- [INPUT]:
╭──

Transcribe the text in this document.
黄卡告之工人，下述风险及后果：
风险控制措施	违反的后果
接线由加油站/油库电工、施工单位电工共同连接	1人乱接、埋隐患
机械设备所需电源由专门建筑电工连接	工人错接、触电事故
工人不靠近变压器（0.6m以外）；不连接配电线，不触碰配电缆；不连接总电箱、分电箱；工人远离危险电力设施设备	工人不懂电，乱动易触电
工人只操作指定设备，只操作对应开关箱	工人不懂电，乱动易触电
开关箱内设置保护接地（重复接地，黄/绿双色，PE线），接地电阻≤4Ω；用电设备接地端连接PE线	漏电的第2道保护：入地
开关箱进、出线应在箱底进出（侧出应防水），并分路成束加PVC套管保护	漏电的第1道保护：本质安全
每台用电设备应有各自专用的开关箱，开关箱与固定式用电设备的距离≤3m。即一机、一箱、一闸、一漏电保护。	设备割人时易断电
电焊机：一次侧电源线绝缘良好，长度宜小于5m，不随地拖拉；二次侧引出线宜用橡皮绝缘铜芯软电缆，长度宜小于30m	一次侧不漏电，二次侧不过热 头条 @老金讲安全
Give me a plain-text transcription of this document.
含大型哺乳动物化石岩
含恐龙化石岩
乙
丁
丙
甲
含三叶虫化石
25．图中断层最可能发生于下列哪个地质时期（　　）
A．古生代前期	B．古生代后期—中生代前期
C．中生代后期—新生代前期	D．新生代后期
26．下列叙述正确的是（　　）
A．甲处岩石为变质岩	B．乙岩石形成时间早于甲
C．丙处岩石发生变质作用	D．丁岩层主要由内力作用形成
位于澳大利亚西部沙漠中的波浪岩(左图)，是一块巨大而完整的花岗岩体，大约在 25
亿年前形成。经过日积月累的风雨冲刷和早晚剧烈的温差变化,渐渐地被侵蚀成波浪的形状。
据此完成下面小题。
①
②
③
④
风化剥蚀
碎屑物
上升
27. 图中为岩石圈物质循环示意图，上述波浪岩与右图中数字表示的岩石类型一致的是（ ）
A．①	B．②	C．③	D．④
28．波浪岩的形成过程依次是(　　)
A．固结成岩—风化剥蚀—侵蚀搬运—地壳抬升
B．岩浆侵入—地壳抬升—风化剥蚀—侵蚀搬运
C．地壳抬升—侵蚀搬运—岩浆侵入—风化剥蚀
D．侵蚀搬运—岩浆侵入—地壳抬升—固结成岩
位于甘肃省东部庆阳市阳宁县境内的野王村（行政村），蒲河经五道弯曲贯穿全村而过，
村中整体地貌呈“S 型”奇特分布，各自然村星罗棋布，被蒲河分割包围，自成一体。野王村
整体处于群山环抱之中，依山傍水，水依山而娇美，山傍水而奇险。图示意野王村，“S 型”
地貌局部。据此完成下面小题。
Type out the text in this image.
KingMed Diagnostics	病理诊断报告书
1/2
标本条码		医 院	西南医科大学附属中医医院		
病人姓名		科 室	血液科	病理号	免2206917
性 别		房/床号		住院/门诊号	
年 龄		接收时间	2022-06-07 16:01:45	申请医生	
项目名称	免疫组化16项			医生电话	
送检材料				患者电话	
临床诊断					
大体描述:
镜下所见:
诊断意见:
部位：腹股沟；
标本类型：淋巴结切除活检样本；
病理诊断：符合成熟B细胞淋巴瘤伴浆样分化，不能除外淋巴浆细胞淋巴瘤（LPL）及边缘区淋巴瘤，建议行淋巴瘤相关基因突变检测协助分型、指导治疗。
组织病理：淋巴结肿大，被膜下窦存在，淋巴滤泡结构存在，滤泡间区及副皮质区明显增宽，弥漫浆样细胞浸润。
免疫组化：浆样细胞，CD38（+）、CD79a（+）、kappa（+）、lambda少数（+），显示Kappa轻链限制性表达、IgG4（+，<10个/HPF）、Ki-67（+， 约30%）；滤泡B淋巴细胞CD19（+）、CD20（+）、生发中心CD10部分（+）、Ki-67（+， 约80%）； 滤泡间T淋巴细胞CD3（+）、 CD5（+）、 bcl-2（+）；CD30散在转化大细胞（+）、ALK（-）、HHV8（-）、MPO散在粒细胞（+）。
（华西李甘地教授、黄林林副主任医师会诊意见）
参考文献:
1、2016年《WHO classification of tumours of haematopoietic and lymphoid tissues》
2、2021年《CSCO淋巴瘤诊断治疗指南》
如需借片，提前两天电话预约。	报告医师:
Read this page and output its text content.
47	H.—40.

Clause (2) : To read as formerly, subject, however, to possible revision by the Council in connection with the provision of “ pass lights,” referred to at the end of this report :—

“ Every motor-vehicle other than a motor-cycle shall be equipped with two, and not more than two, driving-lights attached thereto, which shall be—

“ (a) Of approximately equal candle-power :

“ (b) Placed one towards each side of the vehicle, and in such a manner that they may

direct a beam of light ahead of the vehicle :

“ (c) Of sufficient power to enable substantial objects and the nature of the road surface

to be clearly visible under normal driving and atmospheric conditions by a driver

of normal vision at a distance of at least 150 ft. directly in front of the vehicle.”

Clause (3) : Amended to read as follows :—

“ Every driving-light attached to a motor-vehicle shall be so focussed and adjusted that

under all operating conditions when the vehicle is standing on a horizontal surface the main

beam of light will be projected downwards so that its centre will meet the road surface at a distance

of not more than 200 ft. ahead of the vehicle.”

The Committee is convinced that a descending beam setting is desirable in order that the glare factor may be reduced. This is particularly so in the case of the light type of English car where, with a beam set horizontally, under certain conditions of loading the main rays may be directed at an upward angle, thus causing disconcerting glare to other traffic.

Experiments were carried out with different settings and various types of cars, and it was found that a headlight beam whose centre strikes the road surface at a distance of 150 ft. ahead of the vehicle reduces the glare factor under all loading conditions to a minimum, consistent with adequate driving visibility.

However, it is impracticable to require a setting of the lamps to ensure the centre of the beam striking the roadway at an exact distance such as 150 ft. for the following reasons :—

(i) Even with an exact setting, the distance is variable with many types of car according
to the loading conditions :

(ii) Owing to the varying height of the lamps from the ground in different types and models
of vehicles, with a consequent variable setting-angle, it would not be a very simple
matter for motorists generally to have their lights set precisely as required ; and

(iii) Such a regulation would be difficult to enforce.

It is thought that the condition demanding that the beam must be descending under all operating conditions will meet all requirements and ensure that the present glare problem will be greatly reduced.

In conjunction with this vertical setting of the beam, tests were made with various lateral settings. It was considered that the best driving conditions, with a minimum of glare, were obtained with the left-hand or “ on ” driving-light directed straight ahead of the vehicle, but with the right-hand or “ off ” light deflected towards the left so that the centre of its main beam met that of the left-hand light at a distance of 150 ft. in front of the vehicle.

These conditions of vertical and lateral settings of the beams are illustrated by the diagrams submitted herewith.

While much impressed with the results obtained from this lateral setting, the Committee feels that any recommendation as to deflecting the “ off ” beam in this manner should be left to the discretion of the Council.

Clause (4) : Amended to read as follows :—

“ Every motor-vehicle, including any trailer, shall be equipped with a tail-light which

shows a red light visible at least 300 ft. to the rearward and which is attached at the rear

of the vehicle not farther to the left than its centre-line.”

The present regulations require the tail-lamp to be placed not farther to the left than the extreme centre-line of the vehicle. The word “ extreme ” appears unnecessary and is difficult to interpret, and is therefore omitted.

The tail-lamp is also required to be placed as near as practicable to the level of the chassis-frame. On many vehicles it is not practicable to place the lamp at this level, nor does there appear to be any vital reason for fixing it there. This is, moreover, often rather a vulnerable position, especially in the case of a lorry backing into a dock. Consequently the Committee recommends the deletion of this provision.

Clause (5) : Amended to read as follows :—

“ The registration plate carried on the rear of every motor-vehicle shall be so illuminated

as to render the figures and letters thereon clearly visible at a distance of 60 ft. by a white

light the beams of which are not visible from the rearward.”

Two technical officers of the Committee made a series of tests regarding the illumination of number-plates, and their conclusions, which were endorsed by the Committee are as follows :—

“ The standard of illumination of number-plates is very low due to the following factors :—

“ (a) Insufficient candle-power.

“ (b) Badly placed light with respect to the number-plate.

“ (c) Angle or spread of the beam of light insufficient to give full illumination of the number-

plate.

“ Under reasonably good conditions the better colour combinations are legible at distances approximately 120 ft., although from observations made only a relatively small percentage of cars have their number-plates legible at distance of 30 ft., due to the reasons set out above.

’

╰──

- [WHAT IS BEING ASKED]:
Using the data above, copy each line that contains "than".

- [FULL OUTPUT]:
“ Every motor-vehicle other than a motor-cycle shall be equipped with two, and not more than two, driving-lights attached thereto, which shall be—
of not more than 200 ft. ahead of the vehicle.”
of the vehicle not farther to the left than its centre-line.”
The present regulations require the tail-lamp to be placed not farther to the left than the extreme centre-line of the vehicle. The word “ extreme ” appears unnecessary and is difficult to interpret, and is therefore omitted.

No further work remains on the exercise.